● **PROBLEM**
Transcribe the records that follow exactly. Skip the pictures.

● **RECORDS SUPPLIED**
○ ○ ○ ○ ○ ○ ○
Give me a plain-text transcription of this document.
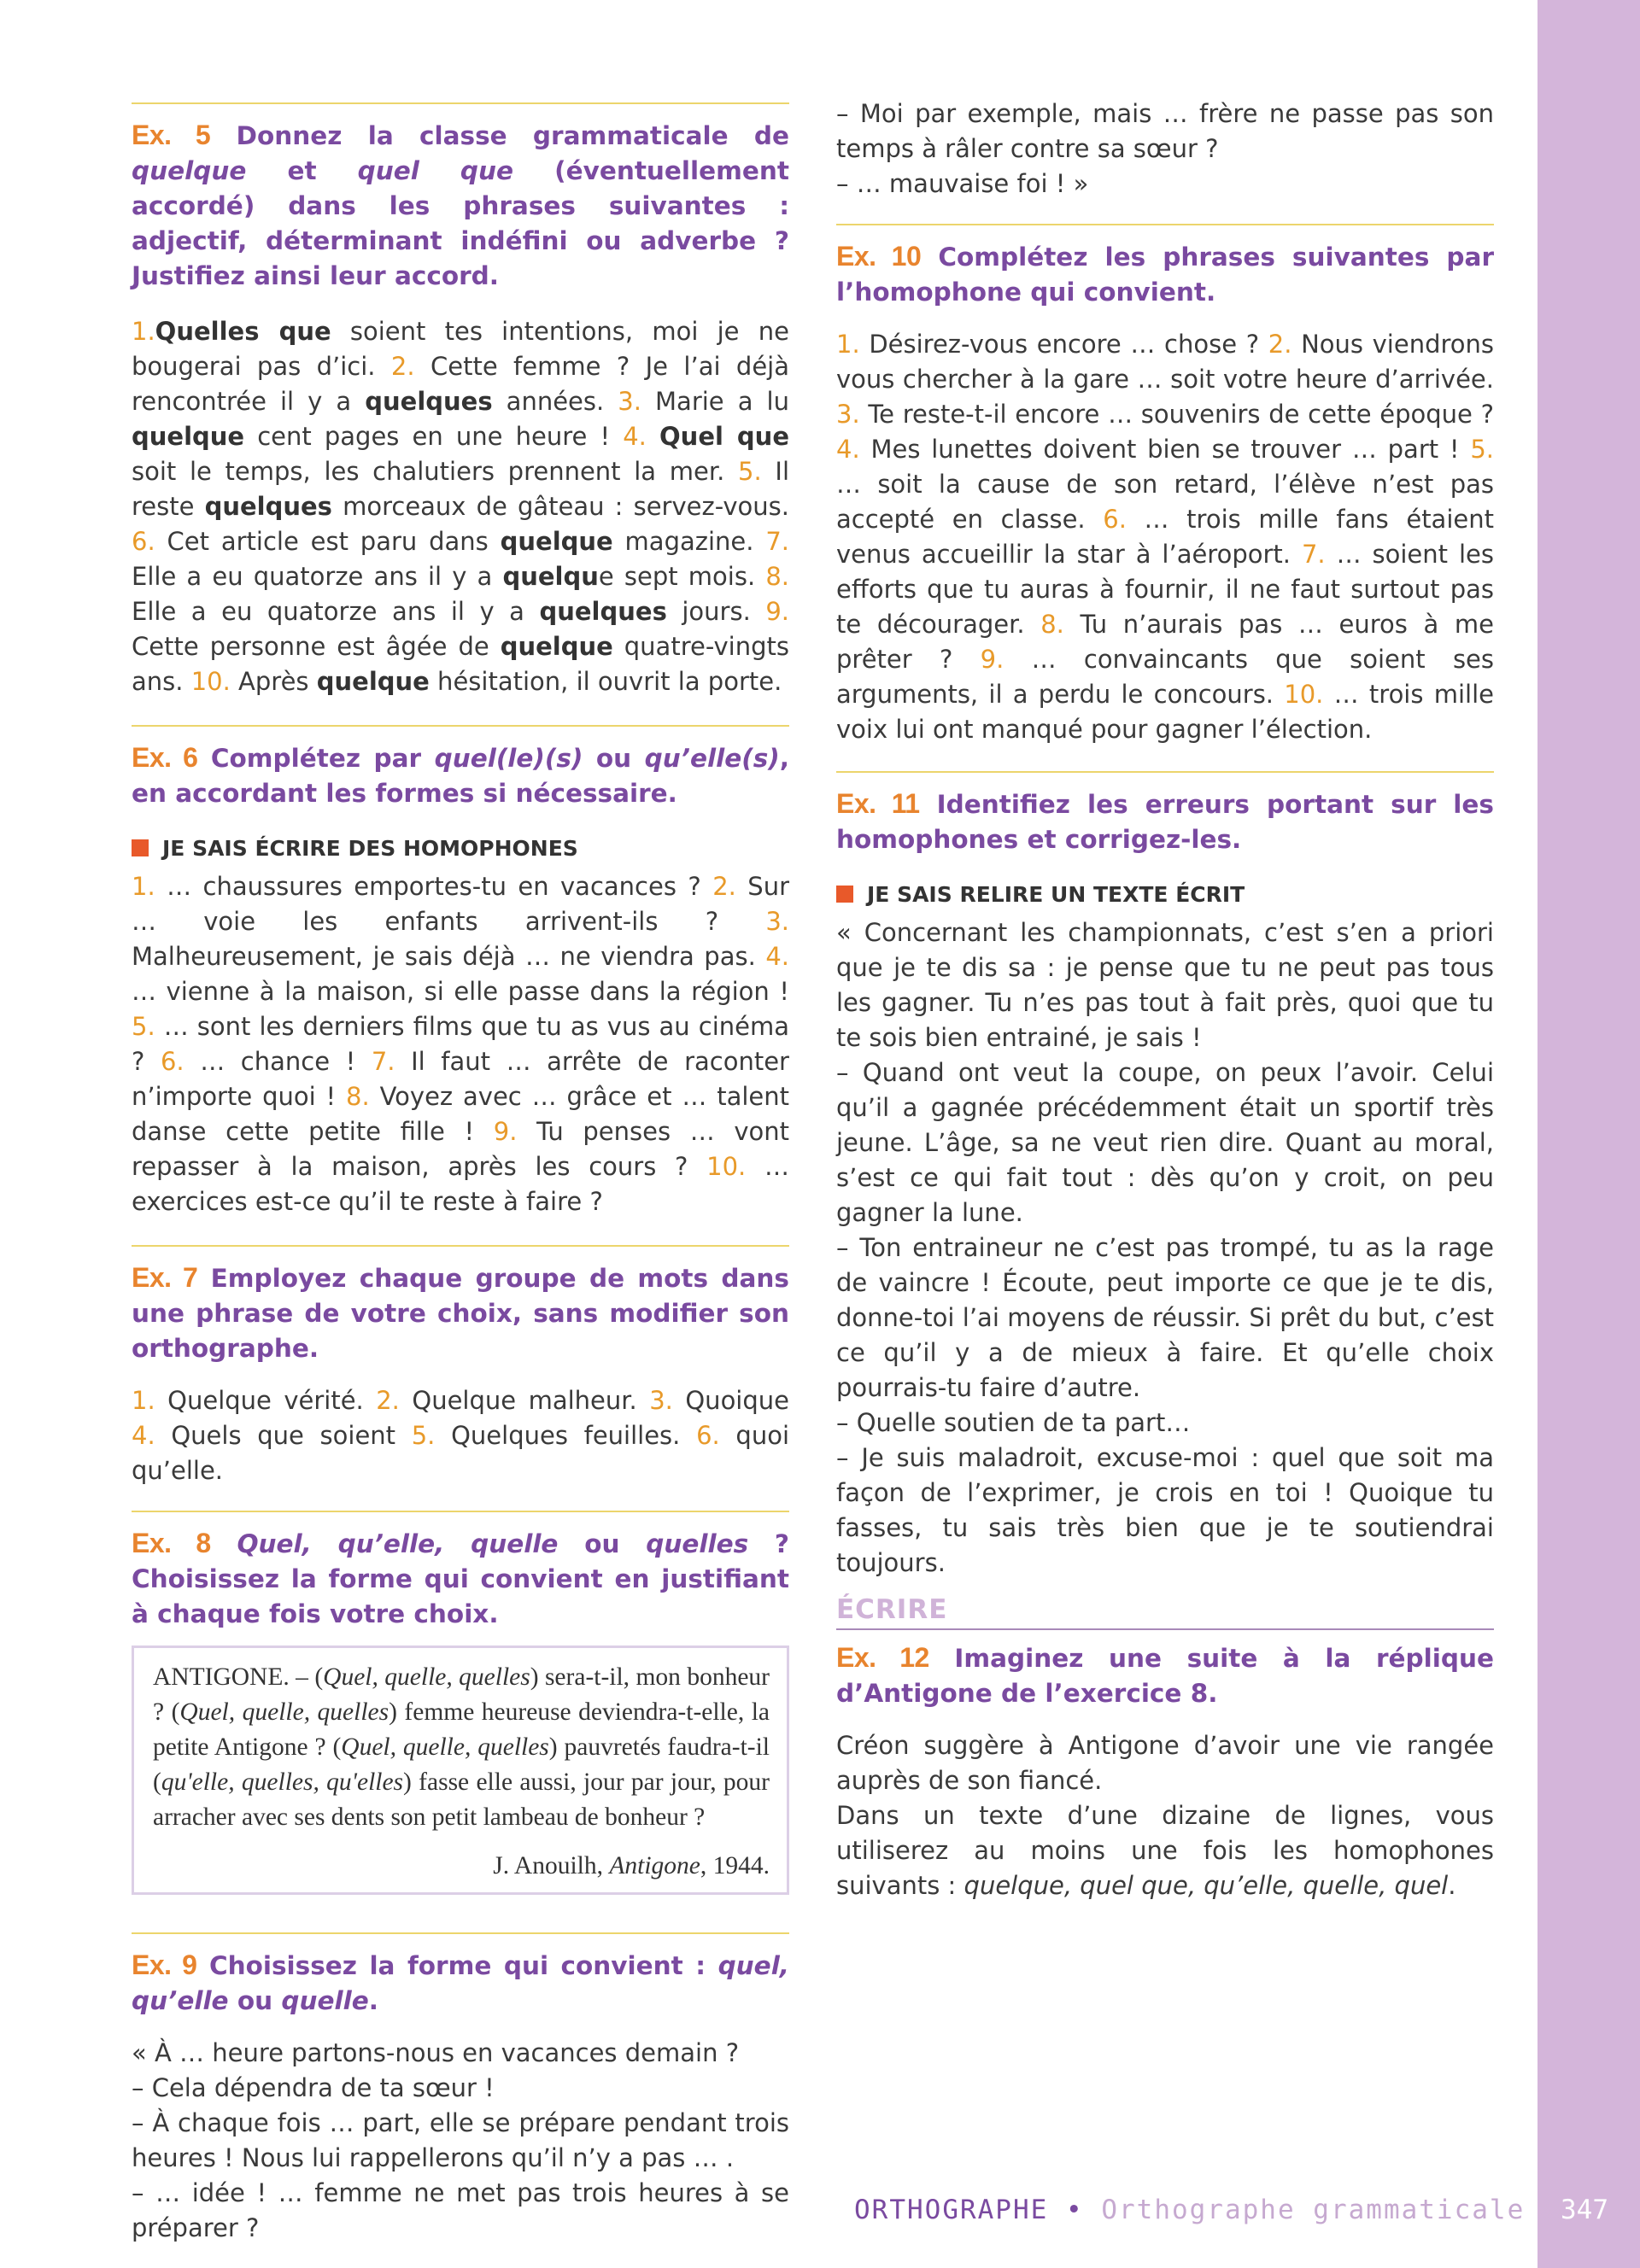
Ex. 5 Donnez la classe grammaticale de quelque et quel que (éventuellement accordé) dans les phrases suivantes : adjectif, déterminant indéfini ou adverbe ? Justifiez ainsi leur accord.

1.Quelles que soient tes intentions, moi je ne bougerai pas d’ici. 2. Cette femme ? Je l’ai déjà rencontrée il y a quelques années. 3. Marie a lu quelque cent pages en une heure ! 4. Quel que soit le temps, les chalutiers prennent la mer. 5. Il reste quelques morceaux de gâteau : servez-vous. 6. Cet article est paru dans quelque magazine. 7. Elle a eu quatorze ans il y a quelque sept mois. 8. Elle a eu quatorze ans il y a quelques jours. 9. Cette personne est âgée de quelque quatre-vingts ans. 10. Après quelque hésitation, il ouvrit la porte.

Ex. 6 Complétez par quel(le)(s) ou qu’elle(s), en accordant les formes si nécessaire.

JE SAIS ÉCRIRE DES HOMOPHONES

1. … chaussures emportes-tu en vacances ? 2. Sur … voie les enfants arrivent-ils ? 3. Malheureusement, je sais déjà … ne viendra pas. 4. … vienne à la maison, si elle passe dans la région ! 5. … sont les derniers films que tu as vus au cinéma ? 6. … chance ! 7. Il faut … arrête de raconter n’importe quoi ! 8. Voyez avec … grâce et … talent danse cette petite fille ! 9. Tu penses … vont repasser à la maison, après les cours ? 10. … exercices est-ce qu’il te reste à faire ?

Ex. 7 Employez chaque groupe de mots dans une phrase de votre choix, sans modifier son orthographe.

1. Quelque vérité. 2. Quelque malheur. 3. Quoique 4. Quels que soient 5. Quelques feuilles. 6. quoi qu’elle.

Ex. 8 Quel, qu’elle, quelle ou quelles ? Choisissez la forme qui convient en justifiant à chaque fois votre choix.

ANTIGONE. – (Quel, quelle, quelles) sera-t-il, mon bonheur ? (Quel, quelle, quelles) femme heureuse deviendra-t-elle, la petite Antigone ? (Quel, quelle, quelles) pauvretés faudra-t-il (qu'elle, quelles, qu'elles) fasse elle aussi, jour par jour, pour arracher avec ses dents son petit lambeau de bonheur ?

J. Anouilh, Antigone, 1944.

Ex. 9 Choisissez la forme qui convient : quel, qu’elle ou quelle.

« À … heure partons-nous en vacances demain ?

– Cela dépendra de ta sœur !

– À chaque fois … part, elle se prépare pendant trois heures ! Nous lui rappellerons qu’il n’y a pas … .

– … idée ! … femme ne met pas trois heures à se préparer ?

– Moi par exemple, mais … frère ne passe pas son temps à râler contre sa sœur ?

– … mauvaise foi ! »

Ex. 10 Complétez les phrases suivantes par l’homophone qui convient.

1. Désirez-vous encore … chose ? 2. Nous viendrons vous chercher à la gare … soit votre heure d’arrivée. 3. Te reste-t-il encore … souvenirs de cette époque ? 4. Mes lunettes doivent bien se trouver … part ! 5. … soit la cause de son retard, l’élève n’est pas accepté en classe. 6. … trois mille fans étaient venus accueillir la star à l’aéroport. 7. … soient les efforts que tu auras à fournir, il ne faut surtout pas te décourager. 8. Tu n’aurais pas … euros à me prêter ? 9. … convaincants que soient ses arguments, il a perdu le concours. 10. … trois mille voix lui ont manqué pour gagner l’élection.

Ex. 11 Identifiez les erreurs portant sur les homophones et corrigez-les.

JE SAIS RELIRE UN TEXTE ÉCRIT

« Concernant les championnats, c’est s’en a priori que je te dis sa : je pense que tu ne peut pas tous les gagner. Tu n’es pas tout à fait près, quoi que tu te sois bien entrainé, je sais !

– Quand ont veut la coupe, on peux l’avoir. Celui qu’il a gagnée précédemment était un sportif très jeune. L’âge, sa ne veut rien dire. Quant au moral, s’est ce qui fait tout : dès qu’on y croit, on peu gagner la lune.

– Ton entraineur ne c’est pas trompé, tu as la rage de vaincre ! Écoute, peut importe ce que je te dis, donne-toi l’ai moyens de réussir. Si prêt du but, c’est ce qu’il y a de mieux à faire. Et qu’elle choix pourrais-tu faire d’autre.

– Quelle soutien de ta part…

– Je suis maladroit, excuse-moi : quel que soit ma façon de l’exprimer, je crois en toi ! Quoique tu fasses, tu sais très bien que je te soutiendrai toujours.

ÉCRIRE

Ex. 12 Imaginez une suite à la réplique d’Antigone de l’exercice 8.

Créon suggère à Antigone d’avoir une vie rangée auprès de son fiancé.

Dans un texte d’une dizaine de lignes, vous utiliserez au moins une fois les homophones suivants : quelque, quel que, qu’elle, quelle, quel.

ORTHOGRAPHE • Orthographe grammaticale	347
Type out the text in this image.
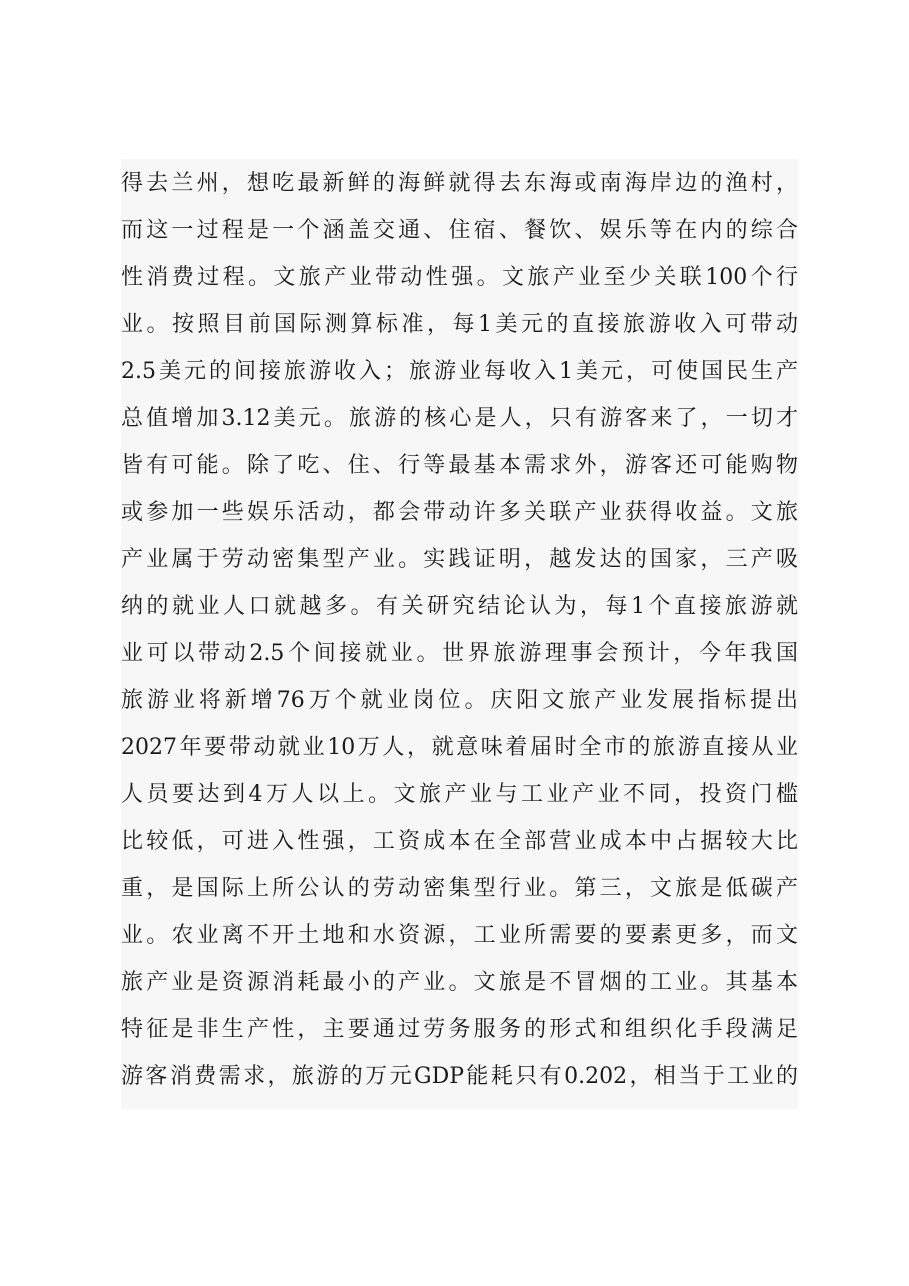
得去兰州，想吃最新鲜的海鲜就得去东海或南海岸边的渔村，
而这一过程是一个涵盖交通、住宿、餐饮、娱乐等在内的综合
性消费过程。文旅产业带动性强。文旅产业至少关联100个行
业。按照目前国际测算标准，每1美元的直接旅游收入可带动
2.5美元的间接旅游收入；旅游业每收入1美元，可使国民生产
总值增加3.12美元。旅游的核心是人，只有游客来了，一切才
皆有可能。除了吃、住、行等最基本需求外，游客还可能购物
或参加一些娱乐活动，都会带动许多关联产业获得收益。文旅
产业属于劳动密集型产业。实践证明，越发达的国家，三产吸
纳的就业人口就越多。有关研究结论认为，每1个直接旅游就
业可以带动2.5个间接就业。世界旅游理事会预计，今年我国
旅游业将新增76万个就业岗位。庆阳文旅产业发展指标提出
2027年要带动就业10万人，就意味着届时全市的旅游直接从业
人员要达到4万人以上。文旅产业与工业产业不同，投资门槛
比较低，可进入性强，工资成本在全部营业成本中占据较大比
重，是国际上所公认的劳动密集型行业。第三，文旅是低碳产
业。农业离不开土地和水资源，工业所需要的要素更多，而文
旅产业是资源消耗最小的产业。文旅是不冒烟的工业。其基本
特征是非生产性，主要通过劳务服务的形式和组织化手段满足
游客消费需求，旅游的万元GDP能耗只有0.202，相当于工业的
○ ○ ○ ○ ○ ○ ○
● **FULL ANSWER**
Give me a plain-text transcription of this document.
Ex. 5 Donnez la classe grammaticale de quelque et quel que (éventuellement accordé) dans les phrases suivantes : adjectif, déterminant indéfini ou adverbe ? Justifiez ainsi leur accord.

1.Quelles que soient tes intentions, moi je ne bougerai pas d’ici. 2. Cette femme ? Je l’ai déjà rencontrée il y a quelques années. 3. Marie a lu quelque cent pages en une heure ! 4. Quel que soit le temps, les chalutiers prennent la mer. 5. Il reste quelques morceaux de gâteau : servez-vous. 6. Cet article est paru dans quelque magazine. 7. Elle a eu quatorze ans il y a quelque sept mois. 8. Elle a eu quatorze ans il y a quelques jours. 9. Cette personne est âgée de quelque quatre-vingts ans. 10. Après quelque hésitation, il ouvrit la porte.

Ex. 6 Complétez par quel(le)(s) ou qu’elle(s), en accordant les formes si nécessaire.

JE SAIS ÉCRIRE DES HOMOPHONES

1. … chaussures emportes-tu en vacances ? 2. Sur … voie les enfants arrivent-ils ? 3. Malheureusement, je sais déjà … ne viendra pas. 4. … vienne à la maison, si elle passe dans la région ! 5. … sont les derniers films que tu as vus au cinéma ? 6. … chance ! 7. Il faut … arrête de raconter n’importe quoi ! 8. Voyez avec … grâce et … talent danse cette petite fille ! 9. Tu penses … vont repasser à la maison, après les cours ? 10. … exercices est-ce qu’il te reste à faire ?

Ex. 7 Employez chaque groupe de mots dans une phrase de votre choix, sans modifier son orthographe.

1. Quelque vérité. 2. Quelque malheur. 3. Quoique 4. Quels que soient 5. Quelques feuilles. 6. quoi qu’elle.

Ex. 8 Quel, qu’elle, quelle ou quelles ? Choisissez la forme qui convient en justifiant à chaque fois votre choix.

ANTIGONE. – (Quel, quelle, quelles) sera-t-il, mon bonheur ? (Quel, quelle, quelles) femme heureuse deviendra-t-elle, la petite Antigone ? (Quel, quelle, quelles) pauvretés faudra-t-il (qu'elle, quelles, qu'elles) fasse elle aussi, jour par jour, pour arracher avec ses dents son petit lambeau de bonheur ?

J. Anouilh, Antigone, 1944.

Ex. 9 Choisissez la forme qui convient : quel, qu’elle ou quelle.

« À … heure partons-nous en vacances demain ?

– Cela dépendra de ta sœur !

– À chaque fois … part, elle se prépare pendant trois heures ! Nous lui rappellerons qu’il n’y a pas … .

– … idée ! … femme ne met pas trois heures à se préparer ?

– Moi par exemple, mais … frère ne passe pas son temps à râler contre sa sœur ?

– … mauvaise foi ! »

Ex. 10 Complétez les phrases suivantes par l’homophone qui convient.

1. Désirez-vous encore … chose ? 2. Nous viendrons vous chercher à la gare … soit votre heure d’arrivée. 3. Te reste-t-il encore … souvenirs de cette époque ? 4. Mes lunettes doivent bien se trouver … part ! 5. … soit la cause de son retard, l’élève n’est pas accepté en classe. 6. … trois mille fans étaient venus accueillir la star à l’aéroport. 7. … soient les efforts que tu auras à fournir, il ne faut surtout pas te décourager. 8. Tu n’aurais pas … euros à me prêter ? 9. … convaincants que soient ses arguments, il a perdu le concours. 10. … trois mille voix lui ont manqué pour gagner l’élection.

Ex. 11 Identifiez les erreurs portant sur les homophones et corrigez-les.

JE SAIS RELIRE UN TEXTE ÉCRIT

« Concernant les championnats, c’est s’en a priori que je te dis sa : je pense que tu ne peut pas tous les gagner. Tu n’es pas tout à fait près, quoi que tu te sois bien entrainé, je sais !

– Quand ont veut la coupe, on peux l’avoir. Celui qu’il a gagnée précédemment était un sportif très jeune. L’âge, sa ne veut rien dire. Quant au moral, s’est ce qui fait tout : dès qu’on y croit, on peu gagner la lune.

– Ton entraineur ne c’est pas trompé, tu as la rage de vaincre ! Écoute, peut importe ce que je te dis, donne-toi l’ai moyens de réussir. Si prêt du but, c’est ce qu’il y a de mieux à faire. Et qu’elle choix pourrais-tu faire d’autre.

– Quelle soutien de ta part…

– Je suis maladroit, excuse-moi : quel que soit ma façon de l’exprimer, je crois en toi ! Quoique tu fasses, tu sais très bien que je te soutiendrai toujours.

ÉCRIRE

Ex. 12 Imaginez une suite à la réplique d’Antigone de l’exercice 8.

Créon suggère à Antigone d’avoir une vie rangée auprès de son fiancé.

Dans un texte d’une dizaine de lignes, vous utiliserez au moins une fois les homophones suivants : quelque, quel que, qu’elle, quelle, quel.

ORTHOGRAPHE • Orthographe grammaticale	347
Type out the text in this image.
得去兰州，想吃最新鲜的海鲜就得去东海或南海岸边的渔村，
而这一过程是一个涵盖交通、住宿、餐饮、娱乐等在内的综合
性消费过程。文旅产业带动性强。文旅产业至少关联100个行
业。按照目前国际测算标准，每1美元的直接旅游收入可带动
2.5美元的间接旅游收入；旅游业每收入1美元，可使国民生产
总值增加3.12美元。旅游的核心是人，只有游客来了，一切才
皆有可能。除了吃、住、行等最基本需求外，游客还可能购物
或参加一些娱乐活动，都会带动许多关联产业获得收益。文旅
产业属于劳动密集型产业。实践证明，越发达的国家，三产吸
纳的就业人口就越多。有关研究结论认为，每1个直接旅游就
业可以带动2.5个间接就业。世界旅游理事会预计，今年我国
旅游业将新增76万个就业岗位。庆阳文旅产业发展指标提出
2027年要带动就业10万人，就意味着届时全市的旅游直接从业
人员要达到4万人以上。文旅产业与工业产业不同，投资门槛
比较低，可进入性强，工资成本在全部营业成本中占据较大比
重，是国际上所公认的劳动密集型行业。第三，文旅是低碳产
业。农业离不开土地和水资源，工业所需要的要素更多，而文
旅产业是资源消耗最小的产业。文旅是不冒烟的工业。其基本
特征是非生产性，主要通过劳务服务的形式和组织化手段满足
游客消费需求，旅游的万元GDP能耗只有0.202，相当于工业的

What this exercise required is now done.